EXERCISE OBJECTIVE - Will you output the entries below exactly, skipping every image they contain?

[Records contained in a dataset]

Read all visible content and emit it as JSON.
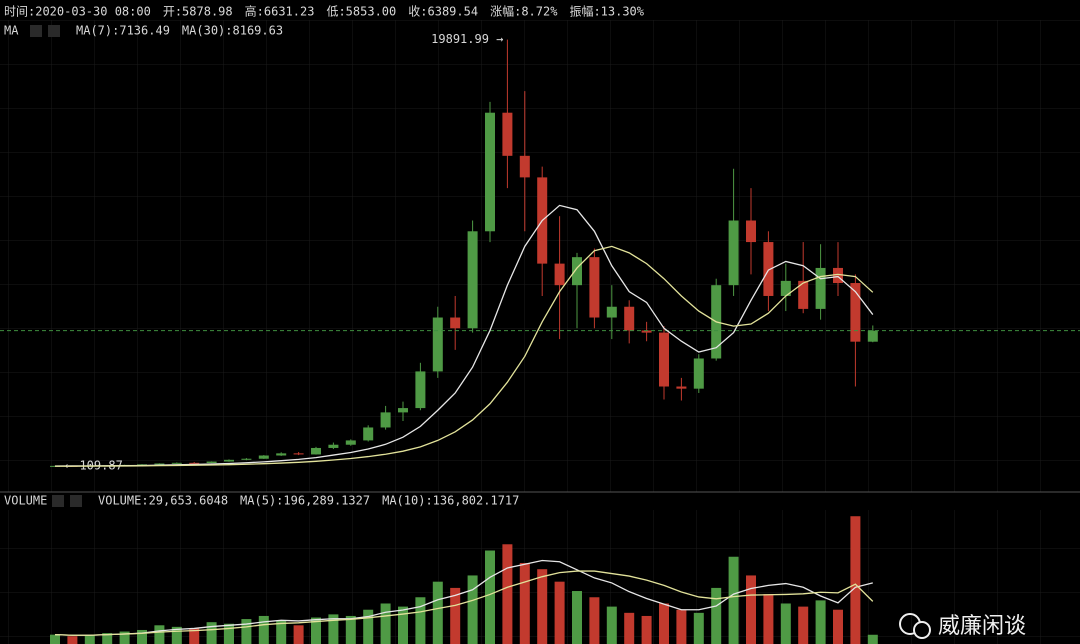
{
  "header": {
    "items": [
      {
        "text": "时间:2020-03-30 08:00",
        "color": "#d8d8d8"
      },
      {
        "text": "开:5878.98",
        "color": "#d8d8d8"
      },
      {
        "text": "高:6631.23",
        "color": "#d8d8d8"
      },
      {
        "text": "低:5853.00",
        "color": "#d8d8d8"
      },
      {
        "text": "收:6389.54",
        "color": "#d8d8d8"
      },
      {
        "text": "涨幅:",
        "color": "#d8d8d8"
      },
      {
        "text": "8.72%",
        "color": "#5fbf5a"
      },
      {
        "text": "振幅:13.30%",
        "color": "#d8d8d8"
      }
    ]
  },
  "watermark": "威廉闲谈",
  "chart_data": [
    {
      "type": "candlestick",
      "title": "MA",
      "up_color": "#4f9a45",
      "down_color": "#c23a2e",
      "ylim": [
        -1000,
        20800
      ],
      "current_price_line": true,
      "open": [
        110,
        120,
        118,
        130,
        145,
        165,
        190,
        230,
        260,
        250,
        320,
        400,
        450,
        600,
        700,
        650,
        950,
        1100,
        1300,
        1900,
        2600,
        2800,
        4500,
        7000,
        6500,
        11000,
        16500,
        14500,
        13500,
        9500,
        8500,
        9800,
        7000,
        7500,
        6400,
        6300,
        3800,
        3700,
        5100,
        8500,
        11500,
        10500,
        8000,
        8700,
        7400,
        9300,
        8600,
        5878.98
      ],
      "high": [
        125,
        130,
        135,
        150,
        170,
        200,
        240,
        280,
        300,
        330,
        420,
        480,
        620,
        750,
        760,
        1000,
        1200,
        1350,
        2000,
        2900,
        3100,
        4900,
        7500,
        8000,
        11500,
        17000,
        19891.99,
        17500,
        14000,
        11700,
        10000,
        10200,
        8500,
        7800,
        6800,
        6600,
        4200,
        5300,
        8800,
        13900,
        13000,
        11000,
        9500,
        10500,
        10400,
        10500,
        9000,
        6631.23
      ],
      "low": [
        109.87,
        112,
        115,
        125,
        140,
        160,
        180,
        220,
        240,
        245,
        310,
        380,
        440,
        580,
        620,
        640,
        900,
        1050,
        1250,
        1800,
        2200,
        2700,
        4200,
        5500,
        6300,
        10500,
        13000,
        11000,
        8000,
        6000,
        6500,
        6500,
        6000,
        5800,
        5900,
        3200,
        3150,
        3500,
        5000,
        8000,
        9000,
        7300,
        7300,
        7200,
        6900,
        8000,
        3800,
        5853
      ],
      "close": [
        120,
        118,
        130,
        145,
        165,
        190,
        230,
        260,
        250,
        320,
        400,
        450,
        600,
        700,
        650,
        950,
        1100,
        1300,
        1900,
        2600,
        2800,
        4500,
        7000,
        6500,
        11000,
        16500,
        14500,
        13500,
        9500,
        8500,
        9800,
        7000,
        7500,
        6400,
        6300,
        3800,
        3700,
        5100,
        8500,
        11500,
        10500,
        8000,
        8700,
        7400,
        9300,
        8600,
        5880,
        6389.54
      ],
      "series": [
        {
          "name": "MA(7):7136.49",
          "color": "#e6e6e6",
          "values": [
            112,
            115,
            118,
            122,
            128,
            138,
            152,
            170,
            188,
            205,
            230,
            265,
            305,
            360,
            420,
            500,
            620,
            740,
            900,
            1120,
            1450,
            1950,
            2700,
            3500,
            4700,
            6400,
            8500,
            10300,
            11500,
            12200,
            12000,
            11000,
            9400,
            8200,
            7700,
            6500,
            5900,
            5400,
            5600,
            6300,
            7800,
            9200,
            9600,
            9400,
            8800,
            8900,
            8200,
            7136.49
          ]
        },
        {
          "name": "MA(30):8169.63",
          "color": "#e2e29a",
          "values": [
            100,
            103,
            106,
            110,
            115,
            122,
            130,
            140,
            150,
            160,
            175,
            195,
            220,
            250,
            285,
            330,
            390,
            460,
            550,
            660,
            800,
            1000,
            1300,
            1700,
            2250,
            3000,
            4000,
            5200,
            6800,
            8200,
            9300,
            10100,
            10300,
            10000,
            9500,
            8800,
            8000,
            7300,
            6800,
            6600,
            6700,
            7200,
            8000,
            8600,
            8900,
            9000,
            8900,
            8169.63
          ]
        }
      ],
      "annotations": [
        {
          "label": "19891.99 →",
          "value": 19891.99,
          "index": 26
        },
        {
          "label": "← 109.87",
          "value": 109.87,
          "index": 0
        }
      ]
    },
    {
      "type": "bar",
      "title": "VOLUME",
      "value_legend": "VOLUME:29,653.6048",
      "ylim": [
        0,
        430000
      ],
      "values": [
        30000,
        25000,
        28000,
        35000,
        40000,
        45000,
        60000,
        55000,
        50000,
        70000,
        65000,
        80000,
        90000,
        75000,
        60000,
        85000,
        95000,
        90000,
        110000,
        130000,
        120000,
        150000,
        200000,
        180000,
        220000,
        300000,
        320000,
        260000,
        240000,
        200000,
        170000,
        150000,
        120000,
        100000,
        90000,
        130000,
        110000,
        100000,
        180000,
        280000,
        220000,
        160000,
        130000,
        120000,
        140000,
        110000,
        410000,
        29653.6048
      ],
      "series": [
        {
          "name": "MA(5):196,289.1327",
          "color": "#e6e6e6",
          "values": [
            30000,
            28000,
            28000,
            30000,
            32000,
            35000,
            42000,
            47000,
            50000,
            56000,
            60000,
            64000,
            71000,
            76000,
            74000,
            78000,
            81000,
            81000,
            88000,
            102000,
            109000,
            120000,
            142000,
            156000,
            174000,
            214000,
            244000,
            256000,
            268000,
            264000,
            238000,
            212000,
            196000,
            168000,
            146000,
            128000,
            110000,
            110000,
            122000,
            160000,
            178000,
            188000,
            194000,
            182000,
            154000,
            132000,
            182000,
            196289.1327
          ]
        },
        {
          "name": "MA(10):136,802.1717",
          "color": "#e2e29a",
          "values": [
            30000,
            28000,
            28000,
            30000,
            32000,
            34000,
            38000,
            41000,
            43000,
            46000,
            50000,
            55000,
            62000,
            66000,
            68000,
            72000,
            76000,
            79000,
            84000,
            90000,
            96000,
            103000,
            114000,
            124000,
            140000,
            159000,
            182000,
            199000,
            216000,
            229000,
            234000,
            234000,
            226000,
            218000,
            205000,
            188000,
            167000,
            151000,
            145000,
            152000,
            157000,
            158000,
            159000,
            161000,
            166000,
            164000,
            192000,
            136802.1717
          ]
        }
      ]
    }
  ]
}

ANSWER TO THE TASK -
Read all visible content and emit it as JSON.
{
  "header": {
    "items": [
      {
        "text": "时间:2020-03-30 08:00",
        "color": "#d8d8d8"
      },
      {
        "text": "开:5878.98",
        "color": "#d8d8d8"
      },
      {
        "text": "高:6631.23",
        "color": "#d8d8d8"
      },
      {
        "text": "低:5853.00",
        "color": "#d8d8d8"
      },
      {
        "text": "收:6389.54",
        "color": "#d8d8d8"
      },
      {
        "text": "涨幅:",
        "color": "#d8d8d8"
      },
      {
        "text": "8.72%",
        "color": "#5fbf5a"
      },
      {
        "text": "振幅:13.30%",
        "color": "#d8d8d8"
      }
    ]
  },
  "watermark": "威廉闲谈",
  "chart_data": [
    {
      "type": "candlestick",
      "title": "MA",
      "up_color": "#4f9a45",
      "down_color": "#c23a2e",
      "ylim": [
        -1000,
        20800
      ],
      "current_price_line": true,
      "open": [
        110,
        120,
        118,
        130,
        145,
        165,
        190,
        230,
        260,
        250,
        320,
        400,
        450,
        600,
        700,
        650,
        950,
        1100,
        1300,
        1900,
        2600,
        2800,
        4500,
        7000,
        6500,
        11000,
        16500,
        14500,
        13500,
        9500,
        8500,
        9800,
        7000,
        7500,
        6400,
        6300,
        3800,
        3700,
        5100,
        8500,
        11500,
        10500,
        8000,
        8700,
        7400,
        9300,
        8600,
        5878.98
      ],
      "high": [
        125,
        130,
        135,
        150,
        170,
        200,
        240,
        280,
        300,
        330,
        420,
        480,
        620,
        750,
        760,
        1000,
        1200,
        1350,
        2000,
        2900,
        3100,
        4900,
        7500,
        8000,
        11500,
        17000,
        19891.99,
        17500,
        14000,
        11700,
        10000,
        10200,
        8500,
        7800,
        6800,
        6600,
        4200,
        5300,
        8800,
        13900,
        13000,
        11000,
        9500,
        10500,
        10400,
        10500,
        9000,
        6631.23
      ],
      "low": [
        109.87,
        112,
        115,
        125,
        140,
        160,
        180,
        220,
        240,
        245,
        310,
        380,
        440,
        580,
        620,
        640,
        900,
        1050,
        1250,
        1800,
        2200,
        2700,
        4200,
        5500,
        6300,
        10500,
        13000,
        11000,
        8000,
        6000,
        6500,
        6500,
        6000,
        5800,
        5900,
        3200,
        3150,
        3500,
        5000,
        8000,
        9000,
        7300,
        7300,
        7200,
        6900,
        8000,
        3800,
        5853
      ],
      "close": [
        120,
        118,
        130,
        145,
        165,
        190,
        230,
        260,
        250,
        320,
        400,
        450,
        600,
        700,
        650,
        950,
        1100,
        1300,
        1900,
        2600,
        2800,
        4500,
        7000,
        6500,
        11000,
        16500,
        14500,
        13500,
        9500,
        8500,
        9800,
        7000,
        7500,
        6400,
        6300,
        3800,
        3700,
        5100,
        8500,
        11500,
        10500,
        8000,
        8700,
        7400,
        9300,
        8600,
        5880,
        6389.54
      ],
      "series": [
        {
          "name": "MA(7):7136.49",
          "color": "#e6e6e6",
          "values": [
            112,
            115,
            118,
            122,
            128,
            138,
            152,
            170,
            188,
            205,
            230,
            265,
            305,
            360,
            420,
            500,
            620,
            740,
            900,
            1120,
            1450,
            1950,
            2700,
            3500,
            4700,
            6400,
            8500,
            10300,
            11500,
            12200,
            12000,
            11000,
            9400,
            8200,
            7700,
            6500,
            5900,
            5400,
            5600,
            6300,
            7800,
            9200,
            9600,
            9400,
            8800,
            8900,
            8200,
            7136.49
          ]
        },
        {
          "name": "MA(30):8169.63",
          "color": "#e2e29a",
          "values": [
            100,
            103,
            106,
            110,
            115,
            122,
            130,
            140,
            150,
            160,
            175,
            195,
            220,
            250,
            285,
            330,
            390,
            460,
            550,
            660,
            800,
            1000,
            1300,
            1700,
            2250,
            3000,
            4000,
            5200,
            6800,
            8200,
            9300,
            10100,
            10300,
            10000,
            9500,
            8800,
            8000,
            7300,
            6800,
            6600,
            6700,
            7200,
            8000,
            8600,
            8900,
            9000,
            8900,
            8169.63
          ]
        }
      ],
      "annotations": [
        {
          "label": "19891.99 →",
          "value": 19891.99,
          "index": 26
        },
        {
          "label": "← 109.87",
          "value": 109.87,
          "index": 0
        }
      ]
    },
    {
      "type": "bar",
      "title": "VOLUME",
      "value_legend": "VOLUME:29,653.6048",
      "ylim": [
        0,
        430000
      ],
      "values": [
        30000,
        25000,
        28000,
        35000,
        40000,
        45000,
        60000,
        55000,
        50000,
        70000,
        65000,
        80000,
        90000,
        75000,
        60000,
        85000,
        95000,
        90000,
        110000,
        130000,
        120000,
        150000,
        200000,
        180000,
        220000,
        300000,
        320000,
        260000,
        240000,
        200000,
        170000,
        150000,
        120000,
        100000,
        90000,
        130000,
        110000,
        100000,
        180000,
        280000,
        220000,
        160000,
        130000,
        120000,
        140000,
        110000,
        410000,
        29653.6048
      ],
      "series": [
        {
          "name": "MA(5):196,289.1327",
          "color": "#e6e6e6",
          "values": [
            30000,
            28000,
            28000,
            30000,
            32000,
            35000,
            42000,
            47000,
            50000,
            56000,
            60000,
            64000,
            71000,
            76000,
            74000,
            78000,
            81000,
            81000,
            88000,
            102000,
            109000,
            120000,
            142000,
            156000,
            174000,
            214000,
            244000,
            256000,
            268000,
            264000,
            238000,
            212000,
            196000,
            168000,
            146000,
            128000,
            110000,
            110000,
            122000,
            160000,
            178000,
            188000,
            194000,
            182000,
            154000,
            132000,
            182000,
            196289.1327
          ]
        },
        {
          "name": "MA(10):136,802.1717",
          "color": "#e2e29a",
          "values": [
            30000,
            28000,
            28000,
            30000,
            32000,
            34000,
            38000,
            41000,
            43000,
            46000,
            50000,
            55000,
            62000,
            66000,
            68000,
            72000,
            76000,
            79000,
            84000,
            90000,
            96000,
            103000,
            114000,
            124000,
            140000,
            159000,
            182000,
            199000,
            216000,
            229000,
            234000,
            234000,
            226000,
            218000,
            205000,
            188000,
            167000,
            151000,
            145000,
            152000,
            157000,
            158000,
            159000,
            161000,
            166000,
            164000,
            192000,
            136802.1717
          ]
        }
      ]
    }
  ]
}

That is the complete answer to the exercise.